◆ DIRECTIONS: Return verbatim the run of lines that opens with the line holding "Output a JSON" and closes with the last line of the records.

"""

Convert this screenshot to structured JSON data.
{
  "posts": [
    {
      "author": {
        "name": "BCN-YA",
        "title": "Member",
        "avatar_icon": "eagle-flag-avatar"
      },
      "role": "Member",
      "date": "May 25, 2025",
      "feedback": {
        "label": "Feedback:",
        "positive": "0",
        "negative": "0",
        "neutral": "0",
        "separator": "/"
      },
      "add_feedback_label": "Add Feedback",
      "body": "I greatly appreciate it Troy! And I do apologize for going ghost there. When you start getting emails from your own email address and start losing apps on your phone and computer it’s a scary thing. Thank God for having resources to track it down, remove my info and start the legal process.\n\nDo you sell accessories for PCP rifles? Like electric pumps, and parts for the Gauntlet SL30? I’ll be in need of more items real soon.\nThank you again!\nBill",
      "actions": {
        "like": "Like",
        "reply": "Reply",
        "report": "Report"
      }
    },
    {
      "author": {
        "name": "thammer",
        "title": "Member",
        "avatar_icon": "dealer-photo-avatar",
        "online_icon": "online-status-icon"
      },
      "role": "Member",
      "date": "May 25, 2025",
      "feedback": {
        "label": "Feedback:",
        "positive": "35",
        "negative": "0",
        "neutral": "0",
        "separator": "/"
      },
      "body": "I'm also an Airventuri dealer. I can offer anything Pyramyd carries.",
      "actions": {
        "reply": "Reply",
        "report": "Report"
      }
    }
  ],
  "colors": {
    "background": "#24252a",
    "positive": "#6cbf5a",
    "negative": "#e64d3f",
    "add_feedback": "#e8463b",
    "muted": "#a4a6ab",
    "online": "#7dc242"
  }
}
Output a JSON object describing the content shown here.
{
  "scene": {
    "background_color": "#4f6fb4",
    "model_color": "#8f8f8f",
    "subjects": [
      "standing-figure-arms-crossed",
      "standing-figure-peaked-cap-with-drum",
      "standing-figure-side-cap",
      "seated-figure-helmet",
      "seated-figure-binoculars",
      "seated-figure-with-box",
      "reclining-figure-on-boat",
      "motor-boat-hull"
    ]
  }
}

"""

◆ THE RESPONSE:
Output a JSON object describing the content shown here.
{
  "scene": {
    "background_color": "#4f6fb4",
    "model_color": "#8f8f8f",
    "subjects": [
      "standing-figure-arms-crossed",
      "standing-figure-peaked-cap-with-drum",
      "standing-figure-side-cap",
      "seated-figure-helmet",
      "seated-figure-binoculars",
      "seated-figure-with-box",
      "reclining-figure-on-boat",
      "motor-boat-hull"
    ]
  }
}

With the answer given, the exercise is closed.